With the pictures left out, copy the listing below exactly.

::: Available data :::

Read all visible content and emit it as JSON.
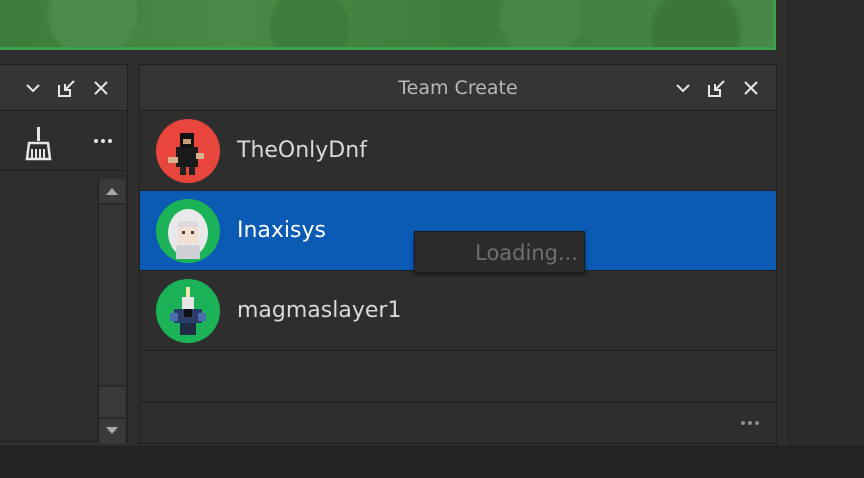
{
  "team_create": {
    "title": "Team Create",
    "users": [
      {
        "name": "TheOnlyDnf",
        "avatar_bg": "#e8453c",
        "selected": false
      },
      {
        "name": "Inaxisys",
        "avatar_bg": "#1cb257",
        "selected": true
      },
      {
        "name": "magmaslayer1",
        "avatar_bg": "#1cb257",
        "selected": false
      }
    ],
    "more_icon": "ellipsis-icon"
  },
  "tooltip": {
    "text": "Loading..."
  },
  "colors": {
    "selection": "#0b5ab4",
    "panel_bg": "#2e2e2e",
    "header_bg": "#353535",
    "viewport_border": "#3aa049"
  },
  "icons": {
    "collapse": "chevron-down-icon",
    "dock": "undock-icon",
    "close": "close-icon",
    "clean": "broom-icon",
    "more": "ellipsis-icon"
  }
}
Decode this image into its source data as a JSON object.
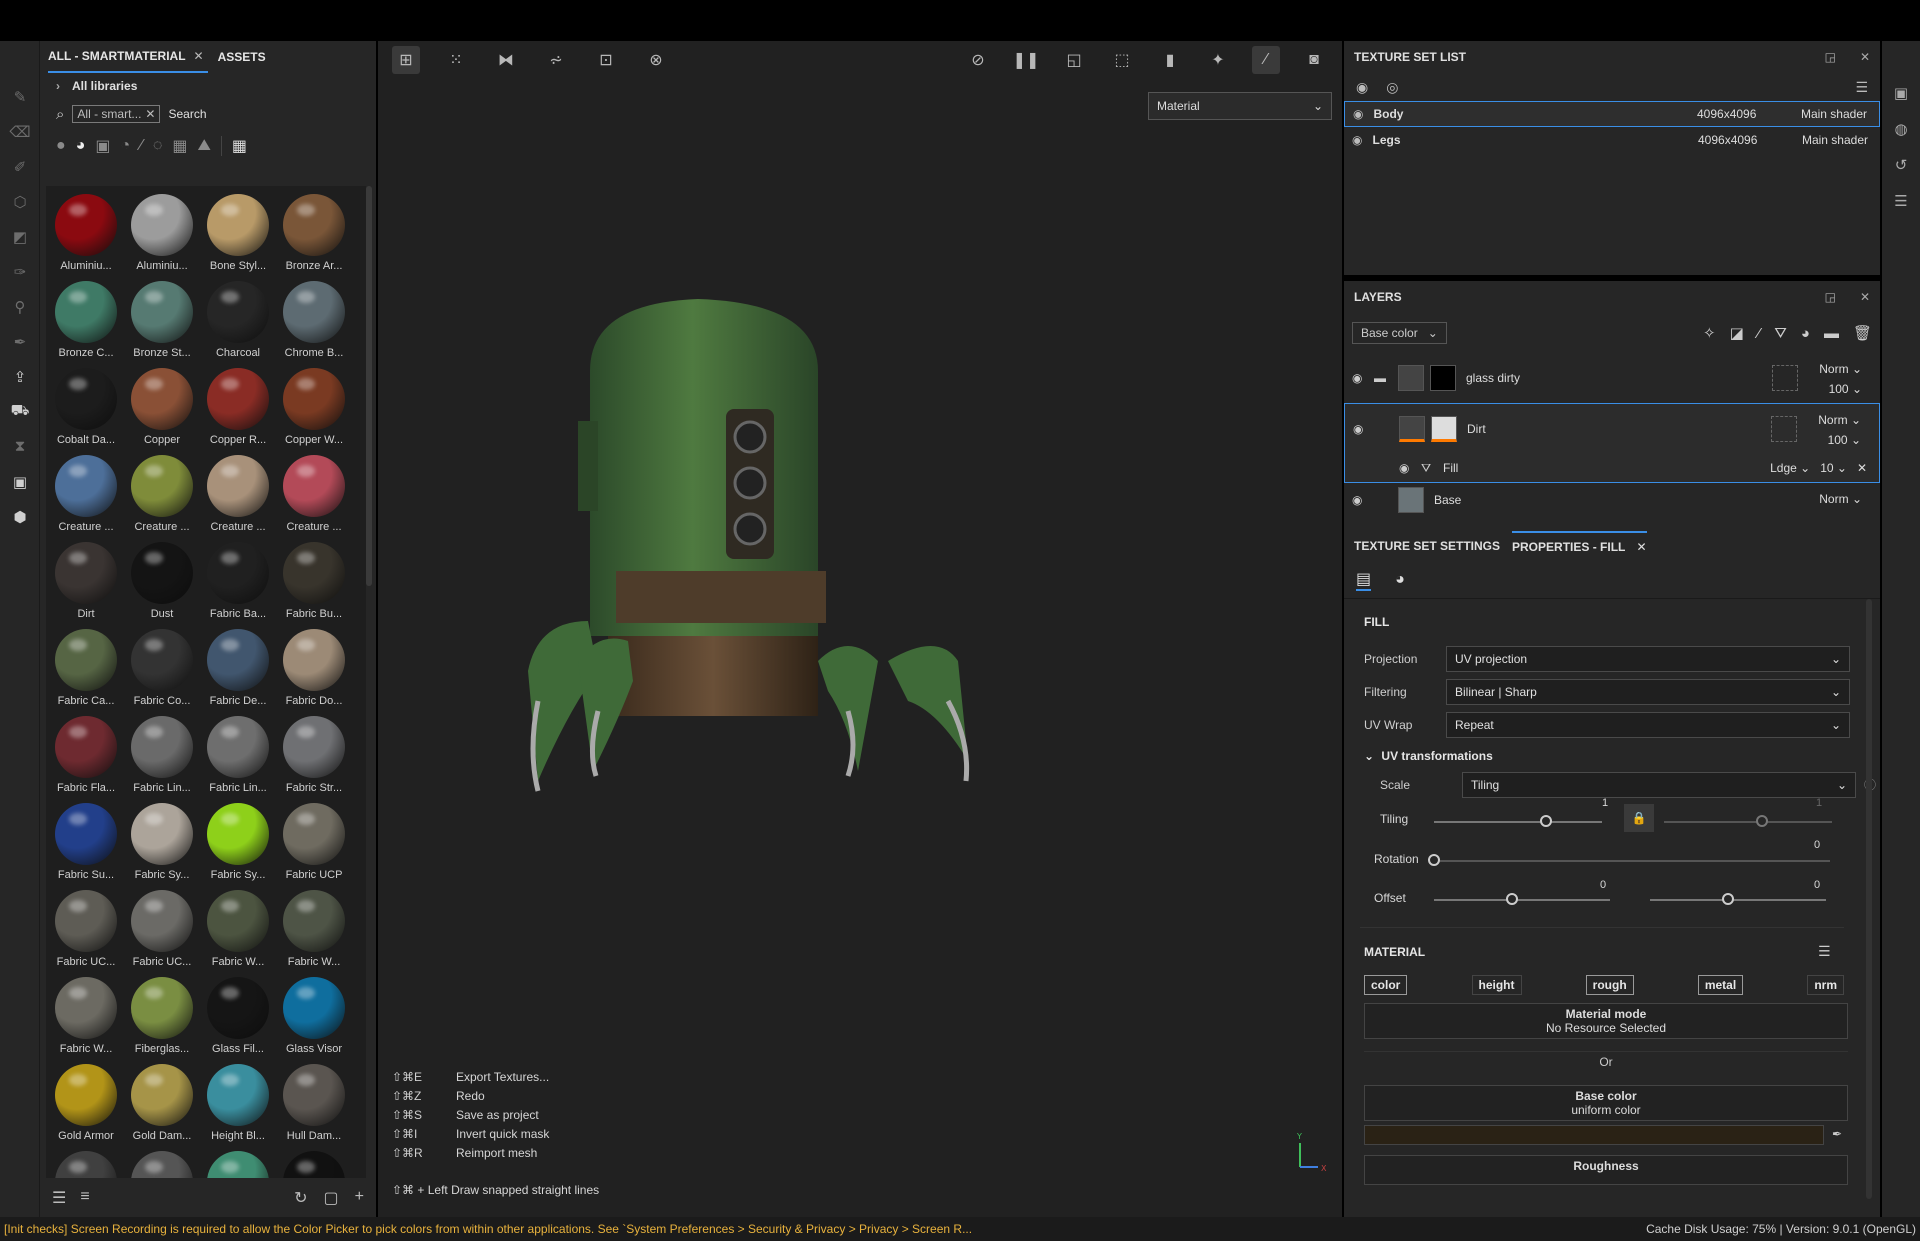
{
  "shelf": {
    "tabs": [
      {
        "label": "ALL - SMARTMATERIAL"
      },
      {
        "label": "ASSETS"
      }
    ],
    "breadcrumb": "All libraries",
    "search_chip": "All - smart...",
    "search_label": "Search",
    "materials": [
      {
        "label": "Aluminiu...",
        "color": "#8b0a10"
      },
      {
        "label": "Aluminiu...",
        "color": "#9c9c9c"
      },
      {
        "label": "Bone Styl...",
        "color": "#b89a68"
      },
      {
        "label": "Bronze Ar...",
        "color": "#7a5638"
      },
      {
        "label": "Bronze C...",
        "color": "#3f7a66"
      },
      {
        "label": "Bronze St...",
        "color": "#567a72"
      },
      {
        "label": "Charcoal",
        "color": "#262626"
      },
      {
        "label": "Chrome B...",
        "color": "#5d6b72"
      },
      {
        "label": "Cobalt Da...",
        "color": "#1c1c1c"
      },
      {
        "label": "Copper",
        "color": "#8a5036"
      },
      {
        "label": "Copper R...",
        "color": "#8a2c25"
      },
      {
        "label": "Copper W...",
        "color": "#7a3a22"
      },
      {
        "label": "Creature ...",
        "color": "#4d6f99"
      },
      {
        "label": "Creature ...",
        "color": "#7f8c3a"
      },
      {
        "label": "Creature ...",
        "color": "#a8917a"
      },
      {
        "label": "Creature ...",
        "color": "#b34a58"
      },
      {
        "label": "Dirt",
        "color": "#3a3432"
      },
      {
        "label": "Dust",
        "color": "#141414"
      },
      {
        "label": "Fabric Ba...",
        "color": "#202020"
      },
      {
        "label": "Fabric Bu...",
        "color": "#38342c"
      },
      {
        "label": "Fabric Ca...",
        "color": "#566544"
      },
      {
        "label": "Fabric Co...",
        "color": "#333333"
      },
      {
        "label": "Fabric De...",
        "color": "#41566e"
      },
      {
        "label": "Fabric Do...",
        "color": "#9c8a76"
      },
      {
        "label": "Fabric Fla...",
        "color": "#6e2a30"
      },
      {
        "label": "Fabric Lin...",
        "color": "#6a6a6a"
      },
      {
        "label": "Fabric Lin...",
        "color": "#6e6e6e"
      },
      {
        "label": "Fabric Str...",
        "color": "#6f7073"
      },
      {
        "label": "Fabric Su...",
        "color": "#223f8a"
      },
      {
        "label": "Fabric Sy...",
        "color": "#aca49a"
      },
      {
        "label": "Fabric Sy...",
        "color": "#8ed01a"
      },
      {
        "label": "Fabric UCP",
        "color": "#6f6b60"
      },
      {
        "label": "Fabric UC...",
        "color": "#5e5c55"
      },
      {
        "label": "Fabric UC...",
        "color": "#6b6a66"
      },
      {
        "label": "Fabric W...",
        "color": "#4c5440"
      },
      {
        "label": "Fabric W...",
        "color": "#4e5446"
      },
      {
        "label": "Fabric W...",
        "color": "#6c6a62"
      },
      {
        "label": "Fiberglas...",
        "color": "#7a8e42"
      },
      {
        "label": "Glass Fil...",
        "color": "#151515"
      },
      {
        "label": "Glass Visor",
        "color": "#0f6e9e"
      },
      {
        "label": "Gold Armor",
        "color": "#b29418"
      },
      {
        "label": "Gold Dam...",
        "color": "#a69448"
      },
      {
        "label": "Height Bl...",
        "color": "#3a8e9e"
      },
      {
        "label": "Hull Dam...",
        "color": "#5a5550"
      },
      {
        "label": "",
        "color": "#404040"
      },
      {
        "label": "",
        "color": "#555555"
      },
      {
        "label": "",
        "color": "#3f8d72"
      },
      {
        "label": "",
        "color": "#111111"
      }
    ]
  },
  "viewport": {
    "material_select": "Material",
    "shortcuts": [
      {
        "key": "⇧⌘E",
        "action": "Export Textures..."
      },
      {
        "key": "⇧⌘Z",
        "action": "Redo"
      },
      {
        "key": "⇧⌘S",
        "action": "Save as project"
      },
      {
        "key": "⇧⌘I",
        "action": "Invert quick mask"
      },
      {
        "key": "⇧⌘R",
        "action": "Reimport mesh"
      }
    ],
    "snap_hint": "⇧⌘ + Left  Draw snapped straight lines"
  },
  "texture_set_list": {
    "title": "TEXTURE SET LIST",
    "rows": [
      {
        "name": "Body",
        "res": "4096x4096",
        "shader": "Main shader"
      },
      {
        "name": "Legs",
        "res": "4096x4096",
        "shader": "Main shader"
      }
    ]
  },
  "layers": {
    "title": "LAYERS",
    "channel_select": "Base color",
    "items": [
      {
        "name": "glass dirty",
        "blend": "Norm",
        "opacity": "100"
      },
      {
        "name": "Dirt",
        "blend": "Norm",
        "opacity": "100"
      },
      {
        "name": "Fill",
        "blend": "Ldge",
        "opacity": "10"
      },
      {
        "name": "Base",
        "blend": "Norm",
        "opacity": ""
      }
    ]
  },
  "properties": {
    "tab_settings": "TEXTURE SET SETTINGS",
    "tab_fill": "PROPERTIES - FILL",
    "fill_title": "FILL",
    "projection_label": "Projection",
    "projection": "UV projection",
    "filtering_label": "Filtering",
    "filtering": "Bilinear | Sharp",
    "uvwrap_label": "UV Wrap",
    "uvwrap": "Repeat",
    "uvt_title": "UV transformations",
    "scale_label": "Scale",
    "scale": "Tiling",
    "tiling_label": "Tiling",
    "tiling_a": "1",
    "tiling_b": "1",
    "rotation_label": "Rotation",
    "rotation": "0",
    "offset_label": "Offset",
    "offset_a": "0",
    "offset_b": "0",
    "material_title": "MATERIAL",
    "channels": [
      "color",
      "height",
      "rough",
      "metal",
      "nrm"
    ],
    "material_mode": "Material mode",
    "no_resource": "No Resource Selected",
    "or": "Or",
    "base_color": "Base color",
    "uniform": "uniform color",
    "roughness": "Roughness",
    "base_swatch": "#2a2215"
  },
  "status": {
    "warning": "[Init checks] Screen Recording is required to allow the Color Picker to pick colors from within other applications. See `System Preferences > Security & Privacy > Privacy > Screen R...",
    "info": "Cache Disk Usage:     75% | Version: 9.0.1 (OpenGL)"
  }
}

:::

■ Output below ■
Read all visible content and emit it as JSON.
{
  "team_create": {
    "title": "Team Create",
    "users": [
      {
        "name": "TheOnlyDnf",
        "avatar_bg": "#e8453c",
        "selected": false
      },
      {
        "name": "Inaxisys",
        "avatar_bg": "#1cb257",
        "selected": true
      },
      {
        "name": "magmaslayer1",
        "avatar_bg": "#1cb257",
        "selected": false
      }
    ],
    "more_icon": "ellipsis-icon"
  },
  "tooltip": {
    "text": "Loading..."
  },
  "colors": {
    "selection": "#0b5ab4",
    "panel_bg": "#2e2e2e",
    "header_bg": "#353535",
    "viewport_border": "#3aa049"
  },
  "icons": {
    "collapse": "chevron-down-icon",
    "dock": "undock-icon",
    "close": "close-icon",
    "clean": "broom-icon",
    "more": "ellipsis-icon"
  }
}
Decode this image into its source data as a JSON object.
{
  "shelf": {
    "tabs": [
      {
        "label": "ALL - SMARTMATERIAL"
      },
      {
        "label": "ASSETS"
      }
    ],
    "breadcrumb": "All libraries",
    "search_chip": "All - smart...",
    "search_label": "Search",
    "materials": [
      {
        "label": "Aluminiu...",
        "color": "#8b0a10"
      },
      {
        "label": "Aluminiu...",
        "color": "#9c9c9c"
      },
      {
        "label": "Bone Styl...",
        "color": "#b89a68"
      },
      {
        "label": "Bronze Ar...",
        "color": "#7a5638"
      },
      {
        "label": "Bronze C...",
        "color": "#3f7a66"
      },
      {
        "label": "Bronze St...",
        "color": "#567a72"
      },
      {
        "label": "Charcoal",
        "color": "#262626"
      },
      {
        "label": "Chrome B...",
        "color": "#5d6b72"
      },
      {
        "label": "Cobalt Da...",
        "color": "#1c1c1c"
      },
      {
        "label": "Copper",
        "color": "#8a5036"
      },
      {
        "label": "Copper R...",
        "color": "#8a2c25"
      },
      {
        "label": "Copper W...",
        "color": "#7a3a22"
      },
      {
        "label": "Creature ...",
        "color": "#4d6f99"
      },
      {
        "label": "Creature ...",
        "color": "#7f8c3a"
      },
      {
        "label": "Creature ...",
        "color": "#a8917a"
      },
      {
        "label": "Creature ...",
        "color": "#b34a58"
      },
      {
        "label": "Dirt",
        "color": "#3a3432"
      },
      {
        "label": "Dust",
        "color": "#141414"
      },
      {
        "label": "Fabric Ba...",
        "color": "#202020"
      },
      {
        "label": "Fabric Bu...",
        "color": "#38342c"
      },
      {
        "label": "Fabric Ca...",
        "color": "#566544"
      },
      {
        "label": "Fabric Co...",
        "color": "#333333"
      },
      {
        "label": "Fabric De...",
        "color": "#41566e"
      },
      {
        "label": "Fabric Do...",
        "color": "#9c8a76"
      },
      {
        "label": "Fabric Fla...",
        "color": "#6e2a30"
      },
      {
        "label": "Fabric Lin...",
        "color": "#6a6a6a"
      },
      {
        "label": "Fabric Lin...",
        "color": "#6e6e6e"
      },
      {
        "label": "Fabric Str...",
        "color": "#6f7073"
      },
      {
        "label": "Fabric Su...",
        "color": "#223f8a"
      },
      {
        "label": "Fabric Sy...",
        "color": "#aca49a"
      },
      {
        "label": "Fabric Sy...",
        "color": "#8ed01a"
      },
      {
        "label": "Fabric UCP",
        "color": "#6f6b60"
      },
      {
        "label": "Fabric UC...",
        "color": "#5e5c55"
      },
      {
        "label": "Fabric UC...",
        "color": "#6b6a66"
      },
      {
        "label": "Fabric W...",
        "color": "#4c5440"
      },
      {
        "label": "Fabric W...",
        "color": "#4e5446"
      },
      {
        "label": "Fabric W...",
        "color": "#6c6a62"
      },
      {
        "label": "Fiberglas...",
        "color": "#7a8e42"
      },
      {
        "label": "Glass Fil...",
        "color": "#151515"
      },
      {
        "label": "Glass Visor",
        "color": "#0f6e9e"
      },
      {
        "label": "Gold Armor",
        "color": "#b29418"
      },
      {
        "label": "Gold Dam...",
        "color": "#a69448"
      },
      {
        "label": "Height Bl...",
        "color": "#3a8e9e"
      },
      {
        "label": "Hull Dam...",
        "color": "#5a5550"
      },
      {
        "label": "",
        "color": "#404040"
      },
      {
        "label": "",
        "color": "#555555"
      },
      {
        "label": "",
        "color": "#3f8d72"
      },
      {
        "label": "",
        "color": "#111111"
      }
    ]
  },
  "viewport": {
    "material_select": "Material",
    "shortcuts": [
      {
        "key": "⇧⌘E",
        "action": "Export Textures..."
      },
      {
        "key": "⇧⌘Z",
        "action": "Redo"
      },
      {
        "key": "⇧⌘S",
        "action": "Save as project"
      },
      {
        "key": "⇧⌘I",
        "action": "Invert quick mask"
      },
      {
        "key": "⇧⌘R",
        "action": "Reimport mesh"
      }
    ],
    "snap_hint": "⇧⌘ + Left  Draw snapped straight lines"
  },
  "texture_set_list": {
    "title": "TEXTURE SET LIST",
    "rows": [
      {
        "name": "Body",
        "res": "4096x4096",
        "shader": "Main shader"
      },
      {
        "name": "Legs",
        "res": "4096x4096",
        "shader": "Main shader"
      }
    ]
  },
  "layers": {
    "title": "LAYERS",
    "channel_select": "Base color",
    "items": [
      {
        "name": "glass dirty",
        "blend": "Norm",
        "opacity": "100"
      },
      {
        "name": "Dirt",
        "blend": "Norm",
        "opacity": "100"
      },
      {
        "name": "Fill",
        "blend": "Ldge",
        "opacity": "10"
      },
      {
        "name": "Base",
        "blend": "Norm",
        "opacity": ""
      }
    ]
  },
  "properties": {
    "tab_settings": "TEXTURE SET SETTINGS",
    "tab_fill": "PROPERTIES - FILL",
    "fill_title": "FILL",
    "projection_label": "Projection",
    "projection": "UV projection",
    "filtering_label": "Filtering",
    "filtering": "Bilinear | Sharp",
    "uvwrap_label": "UV Wrap",
    "uvwrap": "Repeat",
    "uvt_title": "UV transformations",
    "scale_label": "Scale",
    "scale": "Tiling",
    "tiling_label": "Tiling",
    "tiling_a": "1",
    "tiling_b": "1",
    "rotation_label": "Rotation",
    "rotation": "0",
    "offset_label": "Offset",
    "offset_a": "0",
    "offset_b": "0",
    "material_title": "MATERIAL",
    "channels": [
      "color",
      "height",
      "rough",
      "metal",
      "nrm"
    ],
    "material_mode": "Material mode",
    "no_resource": "No Resource Selected",
    "or": "Or",
    "base_color": "Base color",
    "uniform": "uniform color",
    "roughness": "Roughness",
    "base_swatch": "#2a2215"
  },
  "status": {
    "warning": "[Init checks] Screen Recording is required to allow the Color Picker to pick colors from within other applications. See `System Preferences > Security & Privacy > Privacy > Screen R...",
    "info": "Cache Disk Usage:     75% | Version: 9.0.1 (OpenGL)"
  }
}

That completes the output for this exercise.